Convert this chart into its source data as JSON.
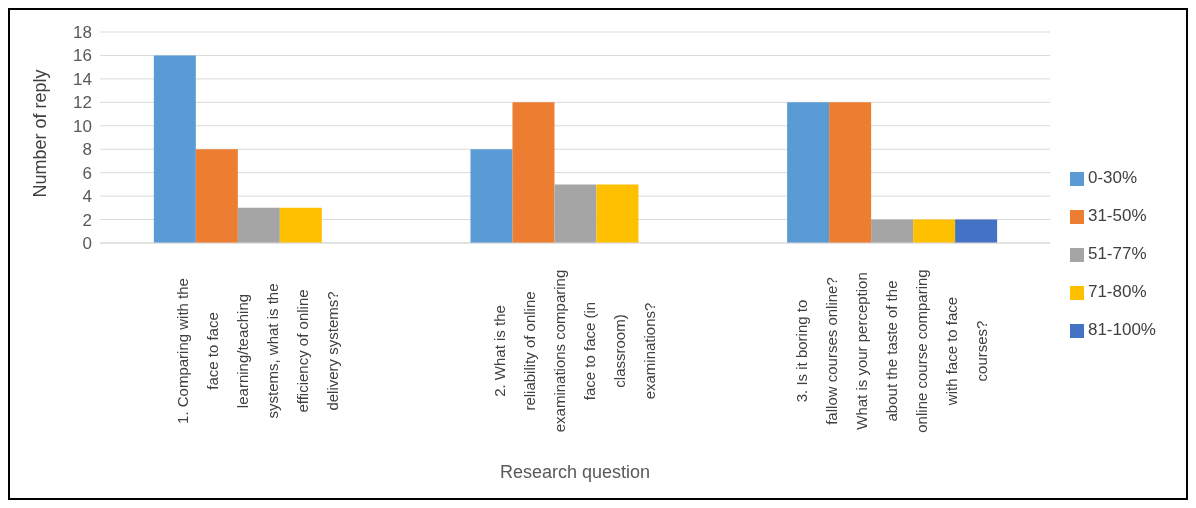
{
  "chart_data": {
    "type": "bar",
    "xlabel": "Research question",
    "ylabel": "Number of reply",
    "categories": [
      "1. Comparing with the face to face learning/teaching systems, what is the efficiency of online delivery systems?",
      "2. What is the reliability of online examinations comparing face to face (in classroom) examinations?",
      "3. Is it boring to fallow courses online? What is your perception about the taste of the online course comparing with face to face courses?"
    ],
    "series": [
      {
        "name": "0-30%",
        "color": "#5b9bd5",
        "values": [
          16,
          8,
          12
        ]
      },
      {
        "name": "31-50%",
        "color": "#ed7d31",
        "values": [
          8,
          12,
          12
        ]
      },
      {
        "name": "51-77%",
        "color": "#a5a5a5",
        "values": [
          3,
          5,
          2
        ]
      },
      {
        "name": "71-80%",
        "color": "#ffc000",
        "values": [
          3,
          5,
          2
        ]
      },
      {
        "name": "81-100%",
        "color": "#4472c4",
        "values": [
          0,
          0,
          2
        ]
      }
    ],
    "ylim": [
      0,
      18
    ],
    "yticks": [
      0,
      2,
      4,
      6,
      8,
      10,
      12,
      14,
      16,
      18
    ],
    "grid": "y",
    "legend": "right"
  }
}
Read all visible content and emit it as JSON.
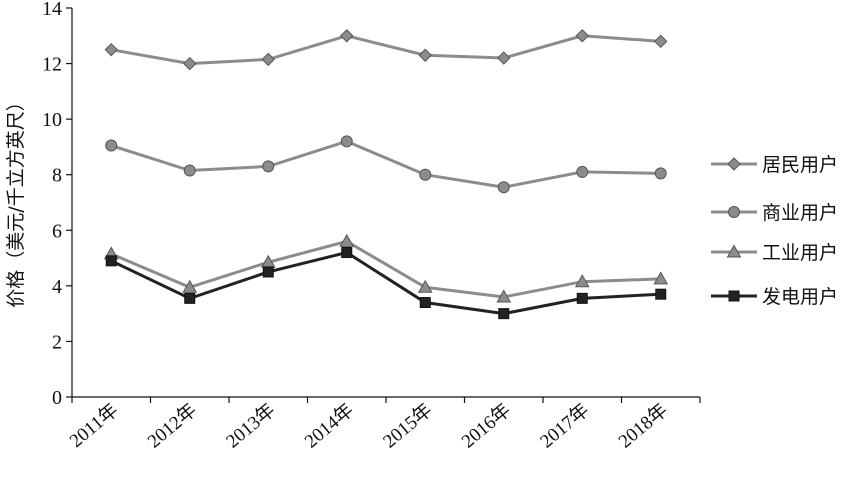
{
  "chart_data": {
    "type": "line",
    "ylabel": "价格（美元/千立方英尺）",
    "xlabel": "",
    "ylim": [
      0,
      14
    ],
    "yticks": [
      0,
      2,
      4,
      6,
      8,
      10,
      12,
      14
    ],
    "categories": [
      "2011年",
      "2012年",
      "2013年",
      "2014年",
      "2015年",
      "2016年",
      "2017年",
      "2018年"
    ],
    "grid": false,
    "legend_position": "right",
    "series": [
      {
        "name": "居民用户",
        "marker": "diamond",
        "color": "#8c8c8c",
        "values": [
          12.5,
          12.0,
          12.15,
          13.0,
          12.3,
          12.2,
          13.0,
          12.8
        ]
      },
      {
        "name": "商业用户",
        "marker": "circle",
        "color": "#8c8c8c",
        "values": [
          9.05,
          8.15,
          8.3,
          9.2,
          8.0,
          7.55,
          8.1,
          8.05
        ]
      },
      {
        "name": "工业用户",
        "marker": "triangle",
        "color": "#8c8c8c",
        "values": [
          5.15,
          3.95,
          4.85,
          5.6,
          3.95,
          3.6,
          4.15,
          4.25
        ]
      },
      {
        "name": "发电用户",
        "marker": "square",
        "color": "#222222",
        "values": [
          4.9,
          3.55,
          4.5,
          5.2,
          3.4,
          3.0,
          3.55,
          3.7
        ]
      }
    ]
  }
}
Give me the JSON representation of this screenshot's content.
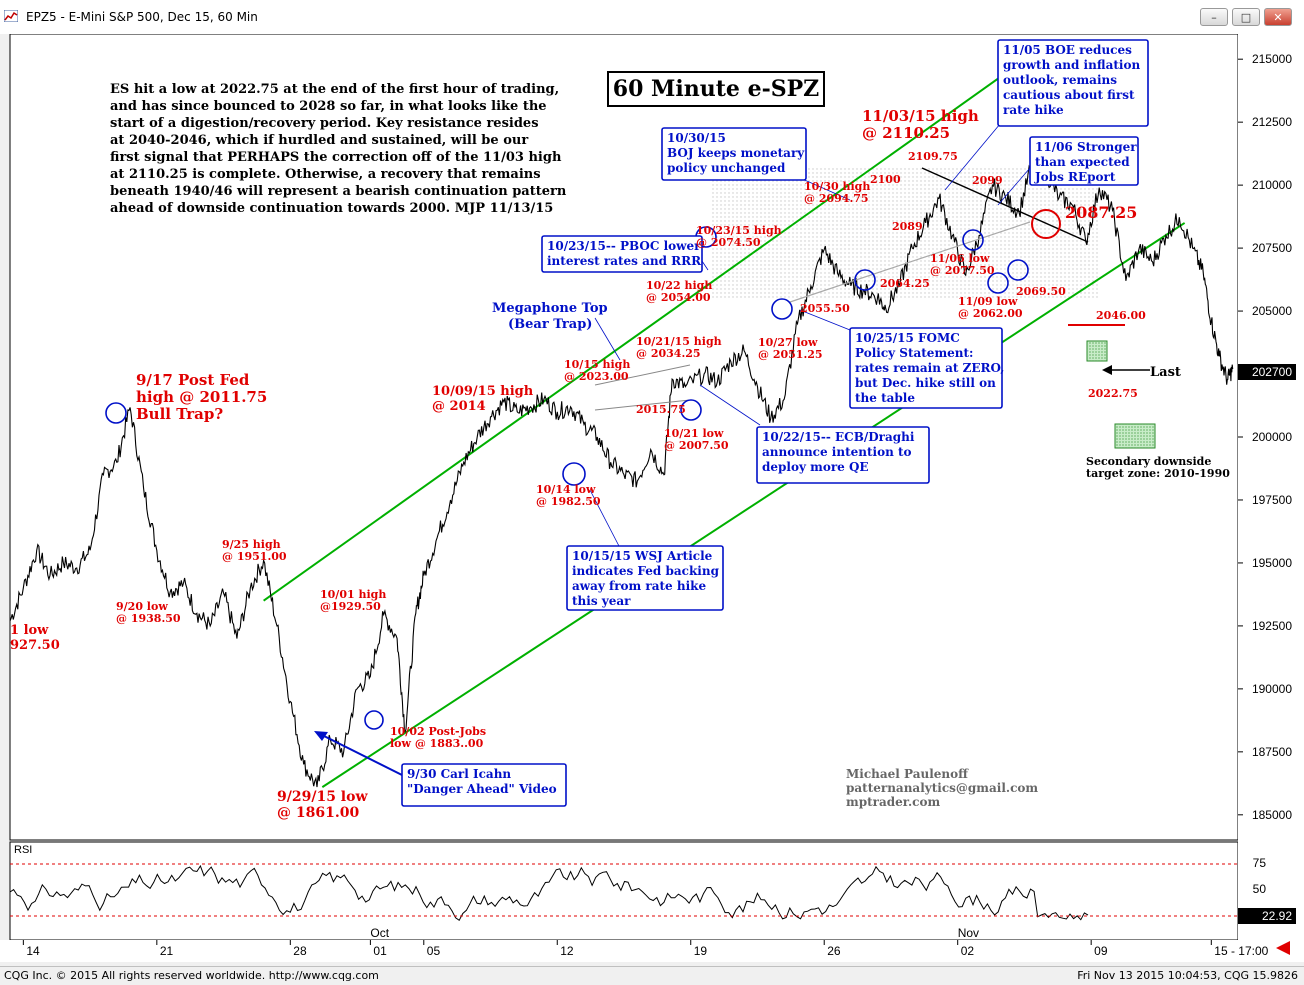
{
  "window": {
    "title": "EPZ5 - E-Mini S&P 500, Dec 15, 60 Min",
    "buttons": [
      "–",
      "□",
      "✕"
    ]
  },
  "status": {
    "left": "CQG Inc. © 2015 All rights reserved worldwide. http://www.cqg.com",
    "right": "Fri Nov 13 2015 10:04:53, CQG 15.9826"
  },
  "chart_data": {
    "type": "line",
    "title": "60 Minute e-SPZ",
    "commentary": [
      "ES hit a low at 2022.75 at the end of the first hour of trading,",
      "and has since bounced to 2028 so far, in what looks like the",
      "start of a digestion/recovery period. Key resistance resides",
      "at 2040-2046, which if hurdled and sustained, will be our",
      "first signal that PERHAPS the correction off of the 11/03 high",
      "at 2110.25 is complete. Otherwise, a recovery that remains",
      "beneath 1940/46 will represent a bearish continuation pattern",
      "ahead of downside continuation towards 2000. MJP 11/13/15"
    ],
    "ylim": [
      1840,
      2160
    ],
    "y_ticks": [
      215000,
      212500,
      210000,
      207500,
      205000,
      202500,
      200000,
      197500,
      195000,
      192500,
      190000,
      187500,
      185000
    ],
    "last_price_label": "202700",
    "x_ticks": [
      {
        "label": "14",
        "x": 0
      },
      {
        "label": "21",
        "x": 5
      },
      {
        "label": "28",
        "x": 10
      },
      {
        "label": "01",
        "x": 13
      },
      {
        "label": "05",
        "x": 15
      },
      {
        "label": "12",
        "x": 20
      },
      {
        "label": "19",
        "x": 25
      },
      {
        "label": "26",
        "x": 30
      },
      {
        "label": "02",
        "x": 35
      },
      {
        "label": "09",
        "x": 40
      },
      {
        "label": "15 - 17:00",
        "x": 44.5
      }
    ],
    "month_labels": [
      {
        "label": "Oct",
        "x": 13
      },
      {
        "label": "Nov",
        "x": 35
      }
    ],
    "x_domain": [
      -0.5,
      45.5
    ],
    "price_series": {
      "name": "",
      "points": [
        [
          -0.5,
          1927
        ],
        [
          0,
          1940
        ],
        [
          0.5,
          1955
        ],
        [
          1,
          1945
        ],
        [
          1.5,
          1950
        ],
        [
          2,
          1948
        ],
        [
          2.5,
          1955
        ],
        [
          3,
          1985
        ],
        [
          3.5,
          1990
        ],
        [
          4,
          2011.75
        ],
        [
          4.5,
          1980
        ],
        [
          5,
          1955
        ],
        [
          5.5,
          1938.5
        ],
        [
          6,
          1942
        ],
        [
          6.5,
          1930
        ],
        [
          7,
          1925
        ],
        [
          7.5,
          1938
        ],
        [
          8,
          1920
        ],
        [
          8.5,
          1940
        ],
        [
          9,
          1951
        ],
        [
          9.5,
          1925
        ],
        [
          10,
          1895
        ],
        [
          10.5,
          1870
        ],
        [
          11,
          1861
        ],
        [
          11.5,
          1880
        ],
        [
          12,
          1875
        ],
        [
          12.5,
          1900
        ],
        [
          13,
          1905
        ],
        [
          13.5,
          1929.5
        ],
        [
          14,
          1920
        ],
        [
          14.3,
          1883
        ],
        [
          14.7,
          1930
        ],
        [
          15,
          1945
        ],
        [
          15.5,
          1960
        ],
        [
          16,
          1975
        ],
        [
          16.5,
          1990
        ],
        [
          17,
          2000
        ],
        [
          17.5,
          2008
        ],
        [
          18,
          2014
        ],
        [
          18.5,
          2010
        ],
        [
          19,
          2012
        ],
        [
          19.5,
          2015
        ],
        [
          20,
          2010
        ],
        [
          20.5,
          2012
        ],
        [
          21,
          2005
        ],
        [
          21.5,
          2000
        ],
        [
          22,
          1990
        ],
        [
          22.5,
          1985
        ],
        [
          23,
          1982.5
        ],
        [
          23.5,
          1995
        ],
        [
          24,
          1985
        ],
        [
          24.3,
          2023
        ],
        [
          24.8,
          2020
        ],
        [
          25.5,
          2025
        ],
        [
          26,
          2022
        ],
        [
          26.5,
          2030
        ],
        [
          27,
          2034.25
        ],
        [
          27.5,
          2020
        ],
        [
          28,
          2007.5
        ],
        [
          28.5,
          2015
        ],
        [
          29,
          2045
        ],
        [
          29.5,
          2060
        ],
        [
          30,
          2074.5
        ],
        [
          30.5,
          2065
        ],
        [
          31,
          2060
        ],
        [
          31.5,
          2058
        ],
        [
          32,
          2055.5
        ],
        [
          32.3,
          2051.25
        ],
        [
          32.8,
          2060
        ],
        [
          33.3,
          2075
        ],
        [
          33.8,
          2085
        ],
        [
          34.3,
          2094.75
        ],
        [
          34.8,
          2080
        ],
        [
          35.3,
          2064.25
        ],
        [
          35.8,
          2080
        ],
        [
          36.3,
          2100
        ],
        [
          36.8,
          2095
        ],
        [
          37.3,
          2089
        ],
        [
          37.8,
          2109.75
        ],
        [
          38.3,
          2105
        ],
        [
          38.8,
          2095
        ],
        [
          39.3,
          2092
        ],
        [
          39.8,
          2077.5
        ],
        [
          40.3,
          2099
        ],
        [
          40.8,
          2090
        ],
        [
          41.3,
          2062
        ],
        [
          41.8,
          2075
        ],
        [
          42.3,
          2069.5
        ],
        [
          42.8,
          2080
        ],
        [
          43.3,
          2087.25
        ],
        [
          43.8,
          2075
        ],
        [
          44.2,
          2065
        ],
        [
          44.5,
          2046
        ],
        [
          44.8,
          2032
        ],
        [
          45.1,
          2022.75
        ],
        [
          45.3,
          2027
        ]
      ]
    },
    "rsi": {
      "label": "RSI",
      "levels": [
        "75",
        "50"
      ],
      "last_value": "22.92",
      "ylim": [
        0,
        100
      ]
    },
    "channel_lines": [
      {
        "name": "upper-channel",
        "from": [
          9,
          1935
        ],
        "to": [
          38.2,
          2155
        ]
      },
      {
        "name": "lower-channel",
        "from": [
          11.2,
          1861
        ],
        "to": [
          43.5,
          2085
        ]
      }
    ],
    "annotations": {
      "blue_boxes": [
        [
          "11/05 BOE reduces",
          "growth and inflation",
          "outlook, remains",
          "cautious about first",
          "rate hike"
        ],
        [
          "10/30/15",
          "BOJ keeps monetary",
          "policy unchanged"
        ],
        [
          "11/06 Stronger",
          "than expected",
          "Jobs REport"
        ],
        [
          "10/23/15-- PBOC lower",
          "interest rates and RRR"
        ],
        [
          "10/25/15 FOMC",
          "Policy Statement:",
          "rates remain at ZERO,",
          "but Dec. hike still on",
          "the table"
        ],
        [
          "10/22/15-- ECB/Draghi",
          "announce intention to",
          "deploy more QE"
        ],
        [
          "10/15/15 WSJ Article",
          "indicates Fed backing",
          "away from rate hike",
          "this year"
        ],
        [
          "9/30 Carl Icahn",
          "\"Danger Ahead\" Video"
        ]
      ],
      "red_labels": [
        [
          "11/03/15 high",
          "@ 2110.25"
        ],
        [
          "9/17 Post Fed",
          "high @ 2011.75",
          "Bull Trap?"
        ],
        [
          "9/29/15 low",
          "@ 1861.00"
        ],
        [
          "10/09/15 high",
          "@ 2014"
        ],
        [
          "1 low",
          "927.50"
        ]
      ],
      "small_red_labels": [
        [
          "2109.75"
        ],
        [
          "2100"
        ],
        [
          "2099"
        ],
        [
          "2089"
        ],
        [
          "10/30 high",
          "@ 2094.75"
        ],
        [
          "10/23/15 high",
          "@ 2074.50"
        ],
        [
          "11/06 low",
          "@ 2077.50"
        ],
        [
          "2064.25"
        ],
        [
          "2055.50"
        ],
        [
          "10/22 high",
          "@ 2054.00"
        ],
        [
          "10/21/15 high",
          "@ 2034.25"
        ],
        [
          "10/15 high",
          "@ 2023.00"
        ],
        [
          "2015.75"
        ],
        [
          "10/21 low",
          "@ 2007.50"
        ],
        [
          "10/14 low",
          "@ 1982.50"
        ],
        [
          "10/27 low",
          "@ 2051.25"
        ],
        [
          "11/09 low",
          "@ 2062.00"
        ],
        [
          "2069.50"
        ],
        [
          "2046.00"
        ],
        [
          "2022.75"
        ],
        [
          "9/25 high",
          "@ 1951.00"
        ],
        [
          "9/20 low",
          "@ 1938.50"
        ],
        [
          "10/01 high",
          "@1929.50"
        ],
        [
          "10/02 Post-Jobs",
          "low @ 1883..00"
        ]
      ],
      "big_red_price": "2087.25",
      "megaphone": [
        "Megaphone Top",
        "(Bear Trap)"
      ],
      "last_label": "Last",
      "target_zone": [
        "Secondary downside",
        "target zone: 2010-1990"
      ],
      "author": [
        "Michael Paulenoff",
        "patternanalytics@gmail.com",
        "mptrader.com"
      ]
    }
  }
}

#####

* [Stated exercise]: Show all lines above holding "high".

* [Response to this task]:
      "first signal that PERHAPS the correction off of the 11/03 high",
          "11/03/15 high",
          "high @ 2011.75",
          "10/09/15 high",
          "10/30 high",
          "10/23/15 high",
          "10/22 high",
          "10/21/15 high",
          "10/15 high",
          "9/25 high",
          "10/01 high",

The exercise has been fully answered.